Data records:
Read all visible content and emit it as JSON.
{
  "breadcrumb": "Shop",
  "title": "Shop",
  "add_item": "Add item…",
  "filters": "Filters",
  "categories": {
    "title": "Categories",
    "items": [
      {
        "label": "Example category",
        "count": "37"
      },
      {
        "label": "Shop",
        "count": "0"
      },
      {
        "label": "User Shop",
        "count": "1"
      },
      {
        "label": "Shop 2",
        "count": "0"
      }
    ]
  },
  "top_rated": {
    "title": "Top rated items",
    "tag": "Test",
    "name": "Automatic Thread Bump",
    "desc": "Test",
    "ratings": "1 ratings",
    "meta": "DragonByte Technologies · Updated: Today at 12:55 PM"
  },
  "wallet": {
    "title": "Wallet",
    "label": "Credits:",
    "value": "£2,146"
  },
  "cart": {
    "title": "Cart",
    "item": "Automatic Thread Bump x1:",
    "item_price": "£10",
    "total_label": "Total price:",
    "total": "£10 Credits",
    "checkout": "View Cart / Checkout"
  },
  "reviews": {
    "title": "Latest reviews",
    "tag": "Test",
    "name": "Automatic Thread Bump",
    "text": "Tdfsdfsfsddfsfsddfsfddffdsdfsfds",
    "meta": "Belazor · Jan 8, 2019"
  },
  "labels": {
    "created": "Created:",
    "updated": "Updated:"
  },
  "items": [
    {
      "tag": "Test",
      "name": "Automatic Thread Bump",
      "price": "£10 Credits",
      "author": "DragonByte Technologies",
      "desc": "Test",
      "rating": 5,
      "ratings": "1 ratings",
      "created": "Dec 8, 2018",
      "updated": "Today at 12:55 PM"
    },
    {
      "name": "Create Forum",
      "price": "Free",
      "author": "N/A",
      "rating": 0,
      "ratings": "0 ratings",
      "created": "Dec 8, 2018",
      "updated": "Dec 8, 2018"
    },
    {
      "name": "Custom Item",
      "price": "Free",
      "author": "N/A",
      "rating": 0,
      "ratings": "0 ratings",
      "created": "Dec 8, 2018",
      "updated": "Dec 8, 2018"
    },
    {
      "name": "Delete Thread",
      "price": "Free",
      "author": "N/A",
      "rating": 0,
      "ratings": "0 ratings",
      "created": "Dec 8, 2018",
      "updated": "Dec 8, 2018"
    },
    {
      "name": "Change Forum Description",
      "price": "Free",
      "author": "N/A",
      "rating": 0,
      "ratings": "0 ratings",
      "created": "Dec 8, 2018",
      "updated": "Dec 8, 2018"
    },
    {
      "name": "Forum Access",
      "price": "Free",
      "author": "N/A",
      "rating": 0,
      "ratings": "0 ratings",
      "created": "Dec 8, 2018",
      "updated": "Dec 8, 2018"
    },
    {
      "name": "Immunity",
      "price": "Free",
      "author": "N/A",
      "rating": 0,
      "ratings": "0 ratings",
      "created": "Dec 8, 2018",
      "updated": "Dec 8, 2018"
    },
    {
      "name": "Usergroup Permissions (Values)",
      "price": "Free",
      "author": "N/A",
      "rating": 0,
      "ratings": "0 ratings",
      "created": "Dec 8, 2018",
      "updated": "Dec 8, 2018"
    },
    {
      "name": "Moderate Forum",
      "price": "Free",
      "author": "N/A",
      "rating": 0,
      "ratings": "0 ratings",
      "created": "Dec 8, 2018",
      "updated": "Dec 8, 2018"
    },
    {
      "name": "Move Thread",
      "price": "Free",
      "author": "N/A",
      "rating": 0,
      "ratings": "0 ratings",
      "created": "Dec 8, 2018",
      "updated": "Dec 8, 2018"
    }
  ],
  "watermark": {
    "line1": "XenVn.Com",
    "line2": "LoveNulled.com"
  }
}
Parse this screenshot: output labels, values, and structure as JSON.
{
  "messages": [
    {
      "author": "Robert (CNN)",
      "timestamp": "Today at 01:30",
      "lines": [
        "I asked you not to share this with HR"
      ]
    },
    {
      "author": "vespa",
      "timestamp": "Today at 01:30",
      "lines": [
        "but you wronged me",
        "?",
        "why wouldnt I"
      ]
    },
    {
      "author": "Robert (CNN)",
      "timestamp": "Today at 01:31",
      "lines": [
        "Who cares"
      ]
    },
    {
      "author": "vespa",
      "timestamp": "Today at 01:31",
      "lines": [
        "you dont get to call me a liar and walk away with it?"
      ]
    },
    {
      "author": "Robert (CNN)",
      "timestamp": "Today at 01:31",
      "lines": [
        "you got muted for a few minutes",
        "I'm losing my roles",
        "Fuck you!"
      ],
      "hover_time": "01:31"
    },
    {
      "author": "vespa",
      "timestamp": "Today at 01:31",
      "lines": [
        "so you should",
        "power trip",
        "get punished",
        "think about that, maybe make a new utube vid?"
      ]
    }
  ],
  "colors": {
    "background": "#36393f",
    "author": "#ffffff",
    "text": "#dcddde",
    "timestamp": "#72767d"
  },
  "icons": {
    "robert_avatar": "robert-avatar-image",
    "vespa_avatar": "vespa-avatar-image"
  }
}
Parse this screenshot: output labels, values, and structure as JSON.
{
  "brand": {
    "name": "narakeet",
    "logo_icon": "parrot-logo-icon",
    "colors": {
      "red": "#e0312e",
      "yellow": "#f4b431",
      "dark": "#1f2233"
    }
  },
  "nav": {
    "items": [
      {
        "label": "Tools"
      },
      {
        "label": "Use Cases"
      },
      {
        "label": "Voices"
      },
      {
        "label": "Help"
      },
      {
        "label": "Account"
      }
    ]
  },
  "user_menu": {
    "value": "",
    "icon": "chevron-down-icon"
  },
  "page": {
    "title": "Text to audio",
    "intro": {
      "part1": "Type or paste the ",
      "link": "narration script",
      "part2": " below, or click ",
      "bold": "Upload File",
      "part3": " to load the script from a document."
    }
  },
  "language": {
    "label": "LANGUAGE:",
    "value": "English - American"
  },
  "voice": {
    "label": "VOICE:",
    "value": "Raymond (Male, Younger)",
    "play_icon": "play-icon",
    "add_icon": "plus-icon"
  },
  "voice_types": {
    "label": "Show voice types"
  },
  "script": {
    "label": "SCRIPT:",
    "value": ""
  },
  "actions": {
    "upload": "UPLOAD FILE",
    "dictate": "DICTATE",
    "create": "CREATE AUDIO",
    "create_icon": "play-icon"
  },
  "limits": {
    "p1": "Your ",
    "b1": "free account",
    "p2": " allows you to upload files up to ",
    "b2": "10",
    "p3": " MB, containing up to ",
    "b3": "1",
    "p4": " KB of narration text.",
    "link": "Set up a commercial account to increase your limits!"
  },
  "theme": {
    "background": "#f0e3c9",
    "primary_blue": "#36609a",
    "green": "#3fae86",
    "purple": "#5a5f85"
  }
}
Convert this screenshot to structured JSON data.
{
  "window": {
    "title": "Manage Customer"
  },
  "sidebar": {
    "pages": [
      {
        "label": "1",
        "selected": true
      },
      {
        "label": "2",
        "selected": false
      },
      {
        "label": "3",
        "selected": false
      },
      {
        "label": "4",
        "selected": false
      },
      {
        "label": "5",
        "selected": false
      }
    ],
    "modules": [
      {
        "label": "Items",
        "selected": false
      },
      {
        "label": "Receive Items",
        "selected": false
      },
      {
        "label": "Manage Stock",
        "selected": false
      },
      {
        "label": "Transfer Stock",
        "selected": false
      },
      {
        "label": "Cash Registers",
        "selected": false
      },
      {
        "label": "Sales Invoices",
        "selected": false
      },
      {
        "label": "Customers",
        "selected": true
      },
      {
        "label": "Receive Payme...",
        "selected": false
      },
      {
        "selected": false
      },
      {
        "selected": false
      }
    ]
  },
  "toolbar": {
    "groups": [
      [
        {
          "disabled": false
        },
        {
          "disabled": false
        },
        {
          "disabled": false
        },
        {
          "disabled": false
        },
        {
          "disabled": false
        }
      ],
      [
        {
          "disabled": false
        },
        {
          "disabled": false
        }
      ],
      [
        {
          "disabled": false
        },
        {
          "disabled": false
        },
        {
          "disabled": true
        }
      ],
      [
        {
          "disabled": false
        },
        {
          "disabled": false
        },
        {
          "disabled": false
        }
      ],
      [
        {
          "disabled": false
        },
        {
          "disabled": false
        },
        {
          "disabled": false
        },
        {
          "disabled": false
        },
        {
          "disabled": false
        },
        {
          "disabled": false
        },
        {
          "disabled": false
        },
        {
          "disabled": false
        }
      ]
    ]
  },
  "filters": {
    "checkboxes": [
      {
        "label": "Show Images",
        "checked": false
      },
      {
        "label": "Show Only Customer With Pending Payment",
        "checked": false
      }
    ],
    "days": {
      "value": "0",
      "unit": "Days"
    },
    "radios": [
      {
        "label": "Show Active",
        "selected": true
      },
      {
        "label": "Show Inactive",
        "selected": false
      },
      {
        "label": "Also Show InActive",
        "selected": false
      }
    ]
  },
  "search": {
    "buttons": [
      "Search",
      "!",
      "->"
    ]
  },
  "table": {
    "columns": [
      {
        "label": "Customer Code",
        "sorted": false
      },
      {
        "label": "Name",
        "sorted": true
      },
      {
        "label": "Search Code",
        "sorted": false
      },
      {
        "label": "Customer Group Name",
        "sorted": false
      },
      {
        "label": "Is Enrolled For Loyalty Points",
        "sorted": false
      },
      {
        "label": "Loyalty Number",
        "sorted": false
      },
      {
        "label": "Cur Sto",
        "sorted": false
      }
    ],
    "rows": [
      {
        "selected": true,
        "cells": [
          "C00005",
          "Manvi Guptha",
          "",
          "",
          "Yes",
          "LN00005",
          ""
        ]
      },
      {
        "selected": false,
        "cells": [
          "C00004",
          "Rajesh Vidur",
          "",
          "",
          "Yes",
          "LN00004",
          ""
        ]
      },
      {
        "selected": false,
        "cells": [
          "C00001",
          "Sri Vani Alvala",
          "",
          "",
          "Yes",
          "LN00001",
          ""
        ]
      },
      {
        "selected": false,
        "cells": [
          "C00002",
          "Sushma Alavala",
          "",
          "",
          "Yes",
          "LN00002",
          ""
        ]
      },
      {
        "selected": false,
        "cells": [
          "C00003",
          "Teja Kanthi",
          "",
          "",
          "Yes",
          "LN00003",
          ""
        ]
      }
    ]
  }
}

Exercise brief:
Go through the listing above and locate each line that holds the word "play". Copy those lines.

Solution for this exercise:
    "play_icon": "play-icon",
    "create_icon": "play-icon"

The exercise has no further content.